## Texto del documento

--------------------

Donato Sousa

Donato Sousa

Los valores espartanos a los que se acogían sus hermanos y la pobreza de la España de entonces, lo desembarcaron en Puerto Plata desde un camarote de tercera. A las pocas horas, su hermano, el tío  Constantino, lo llevó a las oficinas de Munné y Compañía. “El chico  ha venido a trabajar…” Ese día cumplía  dieciséis años.

Tardó poco en hacerse puertoplateño, quizás  por la similitud  del paisaje con las  rías del Cantábrico, la hospitalidad de la gente  y porque lo tenía decidido; pensando en aquello de que “por mi mejoría mi casa dejaría”, además, ya había encontrado casa nueva.

A nadie se le ocurrió, después de un tiempo, pensar que no era un compueblano más involucrado en las vicisitudes de la comunidad,  devoto al  mar y a la montaña como el que más.   

Aunque tímido y a veces hosco, rápidamente se integró a nuestra familia siendo uno más del clan mientras vivía en la casa de mis tíos. Como buen  gallego, era terco, inteligente y de ideas inquebrantables; su ética de trabajo, su ejemplar conducta y su lealtad a los amigos le granjearon a “Donato el Español” el afecto y el  respeto de todos.

Curioso, fascinado con la mecánica y los avances científicos de la época, fraternizó con los hermanos Núñez, laboriosos e inteligentes mecánicos, fabricando artefactos que diseñaban y disfrutaban juntos.

--------------------

## Tus tareas
1 – Según el texto sobre Donato Sousa, ¿cuántos años cumplía el día en que su hermano lo llevó a las oficinas de Munné y Compañía?
2 – Sigue con el texto sobre Donato Sousa desde donde se detiene.

## Entradas de datos guardadas
--------------------

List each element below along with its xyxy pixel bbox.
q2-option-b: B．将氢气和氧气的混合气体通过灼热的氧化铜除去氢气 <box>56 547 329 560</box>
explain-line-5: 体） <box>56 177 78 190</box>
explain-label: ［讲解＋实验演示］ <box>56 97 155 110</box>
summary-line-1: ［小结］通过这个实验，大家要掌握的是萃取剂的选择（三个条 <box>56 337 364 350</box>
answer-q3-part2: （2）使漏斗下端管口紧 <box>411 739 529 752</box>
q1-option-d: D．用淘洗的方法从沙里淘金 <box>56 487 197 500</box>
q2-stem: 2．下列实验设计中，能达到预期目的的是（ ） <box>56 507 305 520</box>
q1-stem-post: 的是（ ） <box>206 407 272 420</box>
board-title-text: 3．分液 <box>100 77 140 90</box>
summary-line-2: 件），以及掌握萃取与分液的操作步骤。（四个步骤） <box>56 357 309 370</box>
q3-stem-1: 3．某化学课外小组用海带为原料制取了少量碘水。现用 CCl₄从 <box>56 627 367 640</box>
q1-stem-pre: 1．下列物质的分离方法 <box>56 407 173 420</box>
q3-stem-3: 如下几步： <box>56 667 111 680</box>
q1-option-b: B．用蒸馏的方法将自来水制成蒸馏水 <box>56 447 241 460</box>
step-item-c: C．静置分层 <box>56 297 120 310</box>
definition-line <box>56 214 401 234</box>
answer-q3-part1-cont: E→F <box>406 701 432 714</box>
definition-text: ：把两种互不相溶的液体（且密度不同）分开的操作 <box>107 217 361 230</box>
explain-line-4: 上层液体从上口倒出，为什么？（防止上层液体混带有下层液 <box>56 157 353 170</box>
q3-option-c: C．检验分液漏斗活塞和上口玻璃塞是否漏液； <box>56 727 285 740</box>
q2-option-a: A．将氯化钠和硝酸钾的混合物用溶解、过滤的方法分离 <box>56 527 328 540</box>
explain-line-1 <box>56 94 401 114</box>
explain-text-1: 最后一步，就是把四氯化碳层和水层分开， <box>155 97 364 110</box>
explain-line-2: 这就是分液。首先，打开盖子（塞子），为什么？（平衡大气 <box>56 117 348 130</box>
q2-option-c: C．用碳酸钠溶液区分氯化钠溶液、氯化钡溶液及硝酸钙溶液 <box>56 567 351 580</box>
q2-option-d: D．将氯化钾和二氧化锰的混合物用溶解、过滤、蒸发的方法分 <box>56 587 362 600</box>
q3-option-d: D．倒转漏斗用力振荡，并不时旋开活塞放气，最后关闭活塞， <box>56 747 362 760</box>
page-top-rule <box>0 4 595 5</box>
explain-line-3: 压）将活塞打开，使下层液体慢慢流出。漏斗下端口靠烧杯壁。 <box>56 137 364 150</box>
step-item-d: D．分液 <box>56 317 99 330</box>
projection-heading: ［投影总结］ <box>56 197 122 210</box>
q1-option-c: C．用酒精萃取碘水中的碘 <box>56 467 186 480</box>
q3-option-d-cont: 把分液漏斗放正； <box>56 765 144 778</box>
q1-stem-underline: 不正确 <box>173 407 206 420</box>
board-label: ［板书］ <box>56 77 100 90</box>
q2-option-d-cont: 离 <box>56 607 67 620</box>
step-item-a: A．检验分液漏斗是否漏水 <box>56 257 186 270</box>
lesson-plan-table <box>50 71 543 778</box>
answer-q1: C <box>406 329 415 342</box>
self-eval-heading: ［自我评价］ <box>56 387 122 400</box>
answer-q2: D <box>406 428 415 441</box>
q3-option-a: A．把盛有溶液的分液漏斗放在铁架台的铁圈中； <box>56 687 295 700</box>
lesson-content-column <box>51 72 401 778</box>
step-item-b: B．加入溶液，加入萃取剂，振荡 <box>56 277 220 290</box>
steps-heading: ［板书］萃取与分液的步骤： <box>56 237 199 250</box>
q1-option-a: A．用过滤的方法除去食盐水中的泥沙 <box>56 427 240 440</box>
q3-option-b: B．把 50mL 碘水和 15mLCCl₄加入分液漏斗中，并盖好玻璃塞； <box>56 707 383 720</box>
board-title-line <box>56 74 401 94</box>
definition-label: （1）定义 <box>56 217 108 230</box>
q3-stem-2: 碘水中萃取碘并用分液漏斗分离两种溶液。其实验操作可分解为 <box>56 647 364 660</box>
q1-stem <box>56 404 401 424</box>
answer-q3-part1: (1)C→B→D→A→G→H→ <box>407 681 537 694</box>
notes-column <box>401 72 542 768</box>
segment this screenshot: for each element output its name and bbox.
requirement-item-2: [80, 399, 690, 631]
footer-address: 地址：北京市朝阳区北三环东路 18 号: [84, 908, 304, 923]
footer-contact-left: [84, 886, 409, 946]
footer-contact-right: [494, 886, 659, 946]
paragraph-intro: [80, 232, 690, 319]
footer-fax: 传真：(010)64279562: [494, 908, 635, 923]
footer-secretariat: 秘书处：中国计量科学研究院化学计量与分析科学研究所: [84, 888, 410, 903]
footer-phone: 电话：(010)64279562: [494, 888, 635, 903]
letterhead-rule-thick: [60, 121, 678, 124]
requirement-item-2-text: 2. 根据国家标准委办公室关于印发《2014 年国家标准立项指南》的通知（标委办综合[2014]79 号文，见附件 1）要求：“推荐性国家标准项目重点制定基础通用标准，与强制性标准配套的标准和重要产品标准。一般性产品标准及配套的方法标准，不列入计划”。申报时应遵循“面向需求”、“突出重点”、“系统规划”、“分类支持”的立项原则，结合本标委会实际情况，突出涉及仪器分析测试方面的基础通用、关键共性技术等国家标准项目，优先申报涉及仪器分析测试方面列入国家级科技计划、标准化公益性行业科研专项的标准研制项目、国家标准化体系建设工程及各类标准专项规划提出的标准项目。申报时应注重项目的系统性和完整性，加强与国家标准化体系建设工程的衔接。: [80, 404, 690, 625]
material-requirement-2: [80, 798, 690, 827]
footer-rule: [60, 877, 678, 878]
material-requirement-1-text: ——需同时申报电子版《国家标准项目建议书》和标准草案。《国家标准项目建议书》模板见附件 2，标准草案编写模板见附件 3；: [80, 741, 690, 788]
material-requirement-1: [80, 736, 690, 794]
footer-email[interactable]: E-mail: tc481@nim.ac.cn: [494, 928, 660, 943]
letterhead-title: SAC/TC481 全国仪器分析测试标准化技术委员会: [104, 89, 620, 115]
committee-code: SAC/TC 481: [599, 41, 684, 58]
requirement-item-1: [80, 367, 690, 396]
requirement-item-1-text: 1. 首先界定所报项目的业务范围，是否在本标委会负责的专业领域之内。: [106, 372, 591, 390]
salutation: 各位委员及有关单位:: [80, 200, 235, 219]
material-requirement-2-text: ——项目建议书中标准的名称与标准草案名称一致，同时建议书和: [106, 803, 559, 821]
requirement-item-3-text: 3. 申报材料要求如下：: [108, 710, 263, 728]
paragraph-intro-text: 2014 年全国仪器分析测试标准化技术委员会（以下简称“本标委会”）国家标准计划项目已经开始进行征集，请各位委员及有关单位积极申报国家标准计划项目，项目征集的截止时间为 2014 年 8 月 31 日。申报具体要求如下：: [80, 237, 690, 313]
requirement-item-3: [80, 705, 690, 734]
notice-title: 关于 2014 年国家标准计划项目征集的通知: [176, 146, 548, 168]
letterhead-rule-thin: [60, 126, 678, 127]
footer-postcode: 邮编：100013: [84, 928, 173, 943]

--------------------

## Respuestas
1 – Cumplía dieciséis años.

2 –
Al igual que dos de sus hermanos, se entregó al servicio de la empresa de la cual se retiró siendo gerente regional. En el trabajo, hizo de uno de sus jefes, Andrés Bournigal, un hermano y  a su vecina de escritorio, su esposa.

Pretendió lo que podía y merecía, sin dispendios ni tacañerías, aunque no dejó de exhibir su roja motocicleta Puch, su primer vehículo, con cierta altanería y exceso de velocidad.

Como todo emigrante, huía de la nostalgia y miraba al futuro, pero algunos días, cuando el alcohol de la fiesta lo hacía expansivo, soltaba el alma y llegaba hasta su aldea escuchando canciones y poemas gallegos. Recordaba las penurias y las alegrías que vivieron en Camposancos, donde siempre le esperaban su madre y su hermana.

Fuimos grandes amigos, la empatía, el respeto  y los intereses compartidos acrecentaron el afecto y sellamos la amistad en el ritual del bautizo. Desde entonces, perdimos el  nombre y nos llamamos compadre. 

Admiré sus testarudos valores, su persistencia en el  trabajo, su lealtad y su intransigencia para los desvaríos  y las inconductas. Siempre fiel a sí mismo, a veces actuaba como un celta incansable que no se rendía, quizás imitando a la madre que trabajaba en su huerto, pasados los cien años.

Fue la vida de un hombre honesto y laborioso, a quien  venció la enfermedad hace apenas unas pocas semanas, dejando atrás a una familia tan ejemplar y llena de valores como él.

No estará en el cielo, ni en el infierno, ni tampoco en el purgatorio, porque los gallegos dominicanos van, aun después de muertos, a donde le sale de los cojones.